## EXERCISE OBJECTIVE
How many lines hold the string "unité"? Give only the number.

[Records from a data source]
====================

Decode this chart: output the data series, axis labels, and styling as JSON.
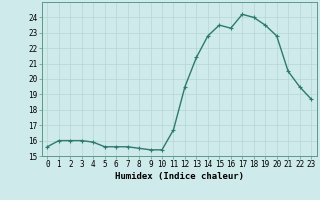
{
  "x": [
    0,
    1,
    2,
    3,
    4,
    5,
    6,
    7,
    8,
    9,
    10,
    11,
    12,
    13,
    14,
    15,
    16,
    17,
    18,
    19,
    20,
    21,
    22,
    23
  ],
  "y": [
    15.6,
    16.0,
    16.0,
    16.0,
    15.9,
    15.6,
    15.6,
    15.6,
    15.5,
    15.4,
    15.4,
    16.7,
    19.5,
    21.4,
    22.8,
    23.5,
    23.3,
    24.2,
    24.0,
    23.5,
    22.8,
    20.5,
    19.5,
    18.7
  ],
  "line_color": "#2d7a6e",
  "marker": "+",
  "bg_color": "#ceeaea",
  "grid_color": "#b8d5d5",
  "xlabel": "Humidex (Indice chaleur)",
  "ylim": [
    15,
    25
  ],
  "xlim_min": -0.5,
  "xlim_max": 23.5,
  "yticks": [
    15,
    16,
    17,
    18,
    19,
    20,
    21,
    22,
    23,
    24
  ],
  "xticks": [
    0,
    1,
    2,
    3,
    4,
    5,
    6,
    7,
    8,
    9,
    10,
    11,
    12,
    13,
    14,
    15,
    16,
    17,
    18,
    19,
    20,
    21,
    22,
    23
  ],
  "tick_fontsize": 5.5,
  "xlabel_fontsize": 6.5,
  "marker_size": 3,
  "line_width": 1.0
}
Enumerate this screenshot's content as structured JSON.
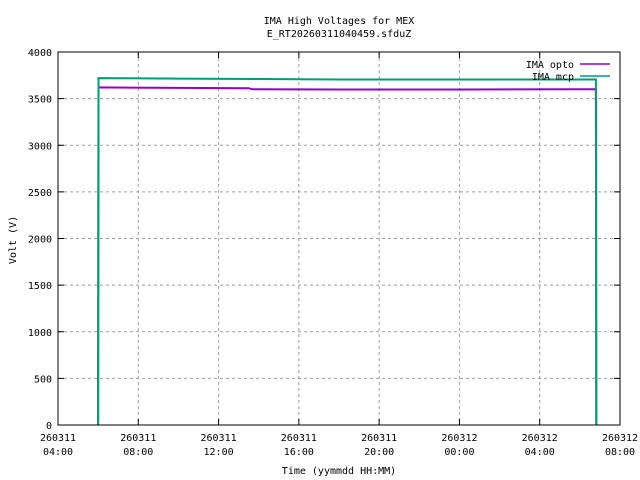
{
  "chart_data": {
    "type": "line",
    "title": "IMA High Voltages for MEX",
    "subtitle": "E_RT20260311040459.sfduZ",
    "xlabel": "Time (yymmdd HH:MM)",
    "ylabel": "Volt (V)",
    "ylim": [
      0,
      4000
    ],
    "yticks": [
      0,
      500,
      1000,
      1500,
      2000,
      2500,
      3000,
      3500,
      4000
    ],
    "xlim_hours": [
      0,
      28
    ],
    "xticks": [
      {
        "hour": 0,
        "date": "260311",
        "time": "04:00"
      },
      {
        "hour": 4,
        "date": "260311",
        "time": "08:00"
      },
      {
        "hour": 8,
        "date": "260311",
        "time": "12:00"
      },
      {
        "hour": 12,
        "date": "260311",
        "time": "16:00"
      },
      {
        "hour": 16,
        "date": "260311",
        "time": "20:00"
      },
      {
        "hour": 20,
        "date": "260312",
        "time": "00:00"
      },
      {
        "hour": 24,
        "date": "260312",
        "time": "04:00"
      },
      {
        "hour": 28,
        "date": "260312",
        "time": "08:00"
      }
    ],
    "grid": true,
    "legend_position": "top-right",
    "series": [
      {
        "name": "IMA opto",
        "color": "#9400d3",
        "points": [
          [
            2.0,
            0
          ],
          [
            2.02,
            3620
          ],
          [
            6.0,
            3615
          ],
          [
            9.5,
            3612
          ],
          [
            9.7,
            3600
          ],
          [
            14.0,
            3598
          ],
          [
            20.0,
            3598
          ],
          [
            25.5,
            3600
          ],
          [
            26.8,
            3600
          ],
          [
            26.82,
            0
          ]
        ]
      },
      {
        "name": "IMA mcp",
        "color": "#009e73",
        "points": [
          [
            2.0,
            0
          ],
          [
            2.02,
            3720
          ],
          [
            6.0,
            3715
          ],
          [
            10.0,
            3710
          ],
          [
            14.0,
            3705
          ],
          [
            20.0,
            3705
          ],
          [
            25.5,
            3705
          ],
          [
            26.8,
            3705
          ],
          [
            26.82,
            0
          ]
        ]
      }
    ]
  }
}
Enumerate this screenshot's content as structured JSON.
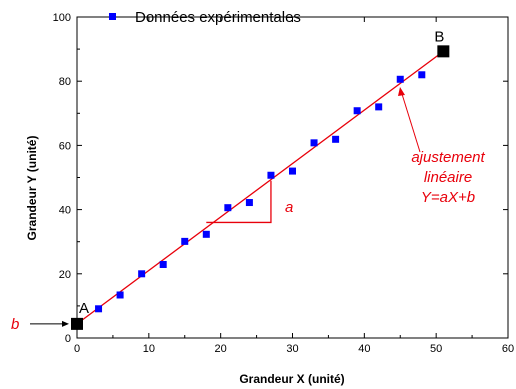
{
  "chart_data": {
    "type": "scatter",
    "xlabel": "Grandeur X (unité)",
    "ylabel": "Grandeur Y (unité)",
    "xlim": [
      0,
      60
    ],
    "ylim": [
      0,
      100
    ],
    "x_ticks": [
      0,
      10,
      20,
      30,
      40,
      50,
      60
    ],
    "y_ticks": [
      0,
      20,
      40,
      60,
      80,
      100
    ],
    "legend_position": "top-left",
    "series": [
      {
        "name": "Données expérimentales",
        "color": "#0000ff",
        "marker": "square",
        "points": [
          [
            3,
            9.1
          ],
          [
            6,
            13.4
          ],
          [
            9,
            20.0
          ],
          [
            12,
            22.9
          ],
          [
            15,
            30.1
          ],
          [
            18,
            32.3
          ],
          [
            21,
            40.6
          ],
          [
            24,
            42.2
          ],
          [
            27,
            50.7
          ],
          [
            30,
            52.0
          ],
          [
            33,
            60.8
          ],
          [
            36,
            61.9
          ],
          [
            39,
            70.8
          ],
          [
            42,
            72.0
          ],
          [
            45,
            80.6
          ],
          [
            48,
            82.0
          ]
        ]
      }
    ],
    "fit_line": {
      "color": "#e8000b",
      "x": [
        0,
        51
      ],
      "y": [
        4.4,
        89.3
      ]
    },
    "special_points": [
      {
        "label": "A",
        "x": 0,
        "y": 4.4,
        "color": "#000000"
      },
      {
        "label": "B",
        "x": 51,
        "y": 89.3,
        "color": "#000000"
      }
    ],
    "slope_triangle": {
      "x1": 18,
      "x2": 27,
      "y1": 36.0,
      "y2": 49.0,
      "label": "a"
    },
    "annotations": {
      "intercept_label": "b",
      "fit_label_lines": [
        "ajustement",
        "linéaire",
        "Y=aX+b"
      ]
    }
  }
}
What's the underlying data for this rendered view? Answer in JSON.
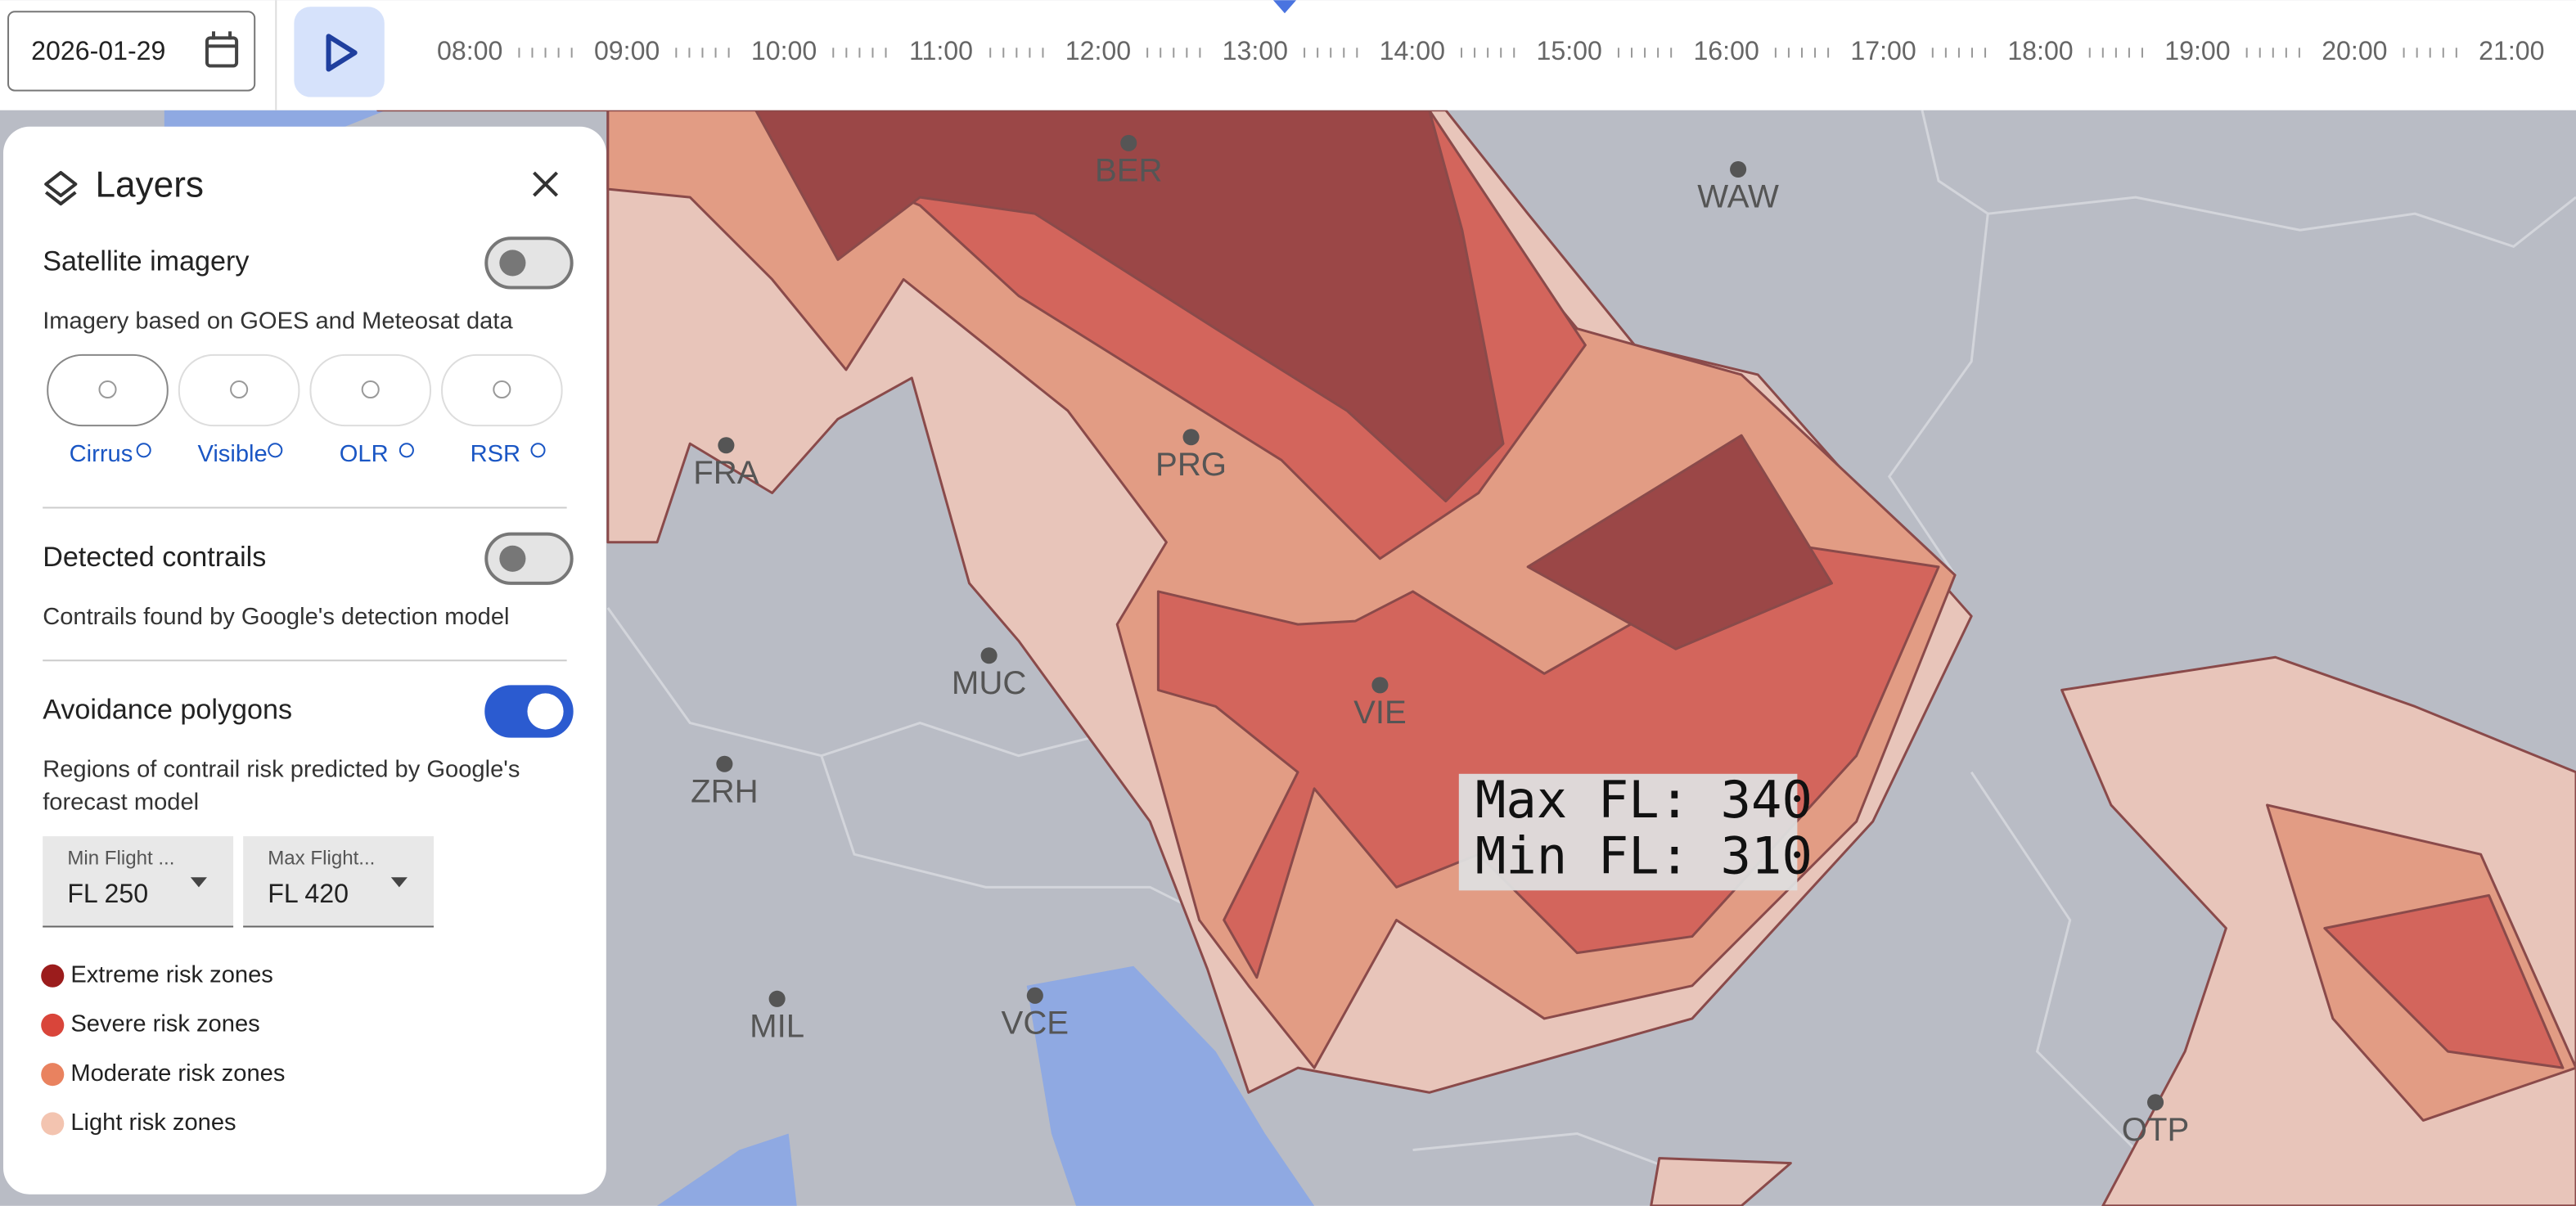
{
  "toolbar": {
    "date": "2026-01-29",
    "hours": [
      "08:00",
      "09:00",
      "10:00",
      "11:00",
      "12:00",
      "13:00",
      "14:00",
      "15:00",
      "16:00",
      "17:00",
      "18:00",
      "19:00",
      "20:00",
      "21:00"
    ]
  },
  "layers": {
    "title": "Layers",
    "satellite": {
      "label": "Satellite imagery",
      "enabled": false,
      "description": "Imagery based on GOES and Meteosat data",
      "options": [
        "Cirrus",
        "Visible",
        "OLR",
        "RSR"
      ]
    },
    "contrails": {
      "label": "Detected contrails",
      "enabled": false,
      "description": "Contrails found by Google's detection model"
    },
    "avoidance": {
      "label": "Avoidance polygons",
      "enabled": true,
      "description": [
        "Regions of contrail risk predicted by Google's",
        "forecast model"
      ],
      "min_flight": {
        "label": "Min Flight ...",
        "value": "FL 250"
      },
      "max_flight": {
        "label": "Max Flight...",
        "value": "FL 420"
      },
      "legend": [
        "Extreme risk zones",
        "Severe risk zones",
        "Moderate risk zones",
        "Light risk zones"
      ]
    }
  },
  "map": {
    "airports": [
      "BER",
      "WAW",
      "FRA",
      "PRG",
      "MUC",
      "VIE",
      "ZRH",
      "MIL",
      "VCE",
      "OTP"
    ],
    "tooltip": [
      "Max FL: 340",
      "Min FL: 310"
    ]
  }
}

====================

## WORKED ANSWER
2